**Task description**
Search the listing below for "الرواية". Copy each matching line.
* start Input *
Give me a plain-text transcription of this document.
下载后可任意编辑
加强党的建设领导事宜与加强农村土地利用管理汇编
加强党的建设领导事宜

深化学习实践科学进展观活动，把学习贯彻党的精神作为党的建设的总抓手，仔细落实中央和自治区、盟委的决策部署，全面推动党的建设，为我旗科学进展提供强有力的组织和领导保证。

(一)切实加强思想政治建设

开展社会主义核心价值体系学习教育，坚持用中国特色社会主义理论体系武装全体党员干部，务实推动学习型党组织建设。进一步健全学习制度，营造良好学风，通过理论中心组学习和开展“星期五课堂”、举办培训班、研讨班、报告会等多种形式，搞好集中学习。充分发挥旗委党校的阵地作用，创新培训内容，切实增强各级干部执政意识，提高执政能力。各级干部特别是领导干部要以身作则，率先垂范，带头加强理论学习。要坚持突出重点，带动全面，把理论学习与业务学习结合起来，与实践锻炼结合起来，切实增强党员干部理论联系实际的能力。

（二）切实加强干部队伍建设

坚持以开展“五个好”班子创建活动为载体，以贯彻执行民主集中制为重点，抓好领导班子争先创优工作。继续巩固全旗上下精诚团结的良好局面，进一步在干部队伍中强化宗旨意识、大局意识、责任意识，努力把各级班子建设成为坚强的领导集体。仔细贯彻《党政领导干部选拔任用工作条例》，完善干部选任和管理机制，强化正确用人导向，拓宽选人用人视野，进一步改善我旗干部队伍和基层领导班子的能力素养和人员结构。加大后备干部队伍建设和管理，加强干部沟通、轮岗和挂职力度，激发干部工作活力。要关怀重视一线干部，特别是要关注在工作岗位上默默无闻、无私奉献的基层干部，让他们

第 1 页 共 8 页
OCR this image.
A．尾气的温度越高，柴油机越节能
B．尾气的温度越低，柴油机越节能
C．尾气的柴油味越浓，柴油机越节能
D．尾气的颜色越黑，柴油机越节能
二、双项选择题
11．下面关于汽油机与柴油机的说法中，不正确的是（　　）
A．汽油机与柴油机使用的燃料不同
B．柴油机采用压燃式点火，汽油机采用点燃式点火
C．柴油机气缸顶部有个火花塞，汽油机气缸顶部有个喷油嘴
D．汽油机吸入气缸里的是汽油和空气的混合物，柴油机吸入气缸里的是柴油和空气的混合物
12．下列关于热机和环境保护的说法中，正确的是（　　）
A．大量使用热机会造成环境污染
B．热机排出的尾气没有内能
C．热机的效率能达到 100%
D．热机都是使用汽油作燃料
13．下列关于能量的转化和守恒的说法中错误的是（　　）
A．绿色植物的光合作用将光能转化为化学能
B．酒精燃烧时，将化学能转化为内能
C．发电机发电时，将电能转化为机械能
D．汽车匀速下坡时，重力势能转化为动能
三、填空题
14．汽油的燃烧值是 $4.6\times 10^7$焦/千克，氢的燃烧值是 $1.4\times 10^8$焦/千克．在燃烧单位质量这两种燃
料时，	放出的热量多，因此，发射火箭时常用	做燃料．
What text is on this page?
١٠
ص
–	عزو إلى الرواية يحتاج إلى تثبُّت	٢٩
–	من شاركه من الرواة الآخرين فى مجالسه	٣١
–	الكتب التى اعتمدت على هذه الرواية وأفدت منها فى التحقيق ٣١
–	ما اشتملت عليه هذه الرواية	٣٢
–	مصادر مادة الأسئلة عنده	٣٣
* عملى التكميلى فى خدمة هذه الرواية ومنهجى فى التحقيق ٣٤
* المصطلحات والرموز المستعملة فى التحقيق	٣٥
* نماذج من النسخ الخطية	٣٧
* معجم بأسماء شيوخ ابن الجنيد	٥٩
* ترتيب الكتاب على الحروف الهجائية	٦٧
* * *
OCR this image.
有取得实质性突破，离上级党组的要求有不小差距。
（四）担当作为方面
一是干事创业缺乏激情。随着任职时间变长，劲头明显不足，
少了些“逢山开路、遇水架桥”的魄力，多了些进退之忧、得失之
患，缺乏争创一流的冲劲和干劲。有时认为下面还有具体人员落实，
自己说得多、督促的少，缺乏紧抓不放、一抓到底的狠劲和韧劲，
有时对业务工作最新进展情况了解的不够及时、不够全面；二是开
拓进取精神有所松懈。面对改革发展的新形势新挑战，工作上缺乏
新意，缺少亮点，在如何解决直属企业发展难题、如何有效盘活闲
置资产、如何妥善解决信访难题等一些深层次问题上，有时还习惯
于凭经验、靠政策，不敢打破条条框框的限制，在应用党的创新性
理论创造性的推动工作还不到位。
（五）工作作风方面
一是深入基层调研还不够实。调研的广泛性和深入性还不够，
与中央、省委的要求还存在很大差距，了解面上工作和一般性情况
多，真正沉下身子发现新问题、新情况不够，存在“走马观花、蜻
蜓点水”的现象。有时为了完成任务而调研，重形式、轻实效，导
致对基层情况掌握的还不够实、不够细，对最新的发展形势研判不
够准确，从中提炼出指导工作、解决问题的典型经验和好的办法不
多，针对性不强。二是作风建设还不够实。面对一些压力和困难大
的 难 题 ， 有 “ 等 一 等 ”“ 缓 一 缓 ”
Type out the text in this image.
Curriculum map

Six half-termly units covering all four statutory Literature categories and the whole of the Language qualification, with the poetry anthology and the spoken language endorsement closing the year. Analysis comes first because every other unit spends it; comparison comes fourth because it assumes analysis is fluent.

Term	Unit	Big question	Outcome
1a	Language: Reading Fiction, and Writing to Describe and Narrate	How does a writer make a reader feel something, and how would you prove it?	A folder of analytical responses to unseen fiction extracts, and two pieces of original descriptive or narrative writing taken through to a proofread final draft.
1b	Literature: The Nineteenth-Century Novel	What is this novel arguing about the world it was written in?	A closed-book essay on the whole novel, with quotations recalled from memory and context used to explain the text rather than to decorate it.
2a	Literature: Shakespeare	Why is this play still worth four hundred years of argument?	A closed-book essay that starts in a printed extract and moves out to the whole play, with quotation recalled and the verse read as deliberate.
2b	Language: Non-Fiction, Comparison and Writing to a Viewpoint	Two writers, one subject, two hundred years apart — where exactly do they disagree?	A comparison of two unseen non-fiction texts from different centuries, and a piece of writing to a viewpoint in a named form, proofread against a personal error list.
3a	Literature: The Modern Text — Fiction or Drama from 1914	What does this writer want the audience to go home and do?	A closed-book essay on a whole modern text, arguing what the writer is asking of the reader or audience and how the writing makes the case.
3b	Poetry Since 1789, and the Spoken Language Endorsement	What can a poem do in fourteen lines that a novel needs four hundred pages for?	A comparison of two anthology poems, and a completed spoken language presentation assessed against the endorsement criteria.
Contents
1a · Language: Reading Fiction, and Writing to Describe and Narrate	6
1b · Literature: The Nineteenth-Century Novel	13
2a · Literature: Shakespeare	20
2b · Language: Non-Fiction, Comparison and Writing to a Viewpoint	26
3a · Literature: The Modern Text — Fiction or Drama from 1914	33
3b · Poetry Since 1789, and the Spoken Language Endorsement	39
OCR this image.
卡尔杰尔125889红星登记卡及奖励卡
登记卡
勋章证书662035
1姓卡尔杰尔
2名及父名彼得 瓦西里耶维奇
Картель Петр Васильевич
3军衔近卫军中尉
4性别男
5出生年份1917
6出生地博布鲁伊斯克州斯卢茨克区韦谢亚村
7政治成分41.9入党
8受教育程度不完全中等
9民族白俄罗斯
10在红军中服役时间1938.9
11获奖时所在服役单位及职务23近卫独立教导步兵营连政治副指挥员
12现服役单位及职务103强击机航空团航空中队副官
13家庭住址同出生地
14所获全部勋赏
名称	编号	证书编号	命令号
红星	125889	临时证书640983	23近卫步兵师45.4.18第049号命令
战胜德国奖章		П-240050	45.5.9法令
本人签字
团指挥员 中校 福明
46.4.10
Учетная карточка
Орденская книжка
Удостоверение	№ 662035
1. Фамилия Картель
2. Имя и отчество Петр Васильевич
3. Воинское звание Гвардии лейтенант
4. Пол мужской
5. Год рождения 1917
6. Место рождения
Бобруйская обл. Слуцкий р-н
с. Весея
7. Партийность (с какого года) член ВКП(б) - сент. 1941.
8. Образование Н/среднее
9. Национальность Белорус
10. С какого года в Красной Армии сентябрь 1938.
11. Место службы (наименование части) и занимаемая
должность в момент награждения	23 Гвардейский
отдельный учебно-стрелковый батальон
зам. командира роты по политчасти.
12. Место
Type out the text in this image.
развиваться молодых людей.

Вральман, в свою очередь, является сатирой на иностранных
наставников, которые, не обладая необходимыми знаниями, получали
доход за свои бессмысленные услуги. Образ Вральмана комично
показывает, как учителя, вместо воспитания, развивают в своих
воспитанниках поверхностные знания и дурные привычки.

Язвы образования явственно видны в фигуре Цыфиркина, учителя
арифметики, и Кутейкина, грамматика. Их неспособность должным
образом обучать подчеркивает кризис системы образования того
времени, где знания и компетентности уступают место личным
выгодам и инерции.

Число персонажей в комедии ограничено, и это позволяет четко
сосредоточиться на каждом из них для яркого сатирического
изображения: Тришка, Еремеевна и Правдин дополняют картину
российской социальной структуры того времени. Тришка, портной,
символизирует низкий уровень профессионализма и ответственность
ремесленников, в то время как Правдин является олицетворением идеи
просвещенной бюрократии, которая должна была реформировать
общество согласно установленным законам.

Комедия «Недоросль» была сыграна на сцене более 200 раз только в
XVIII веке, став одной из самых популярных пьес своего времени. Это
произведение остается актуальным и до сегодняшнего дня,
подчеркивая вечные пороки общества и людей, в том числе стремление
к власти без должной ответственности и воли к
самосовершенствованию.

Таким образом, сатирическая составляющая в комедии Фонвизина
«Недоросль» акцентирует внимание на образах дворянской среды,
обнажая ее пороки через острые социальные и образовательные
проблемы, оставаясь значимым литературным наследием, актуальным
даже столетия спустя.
* end Input *
**Final result**
–	عزو إلى الرواية يحتاج إلى تثبُّت	٢٩
–	الكتب التى اعتمدت على هذه الرواية وأفدت منها فى التحقيق ٣١
–	ما اشتملت عليه هذه الرواية	٣٢
* عملى التكميلى فى خدمة هذه الرواية ومنهجى فى التحقيق ٣٤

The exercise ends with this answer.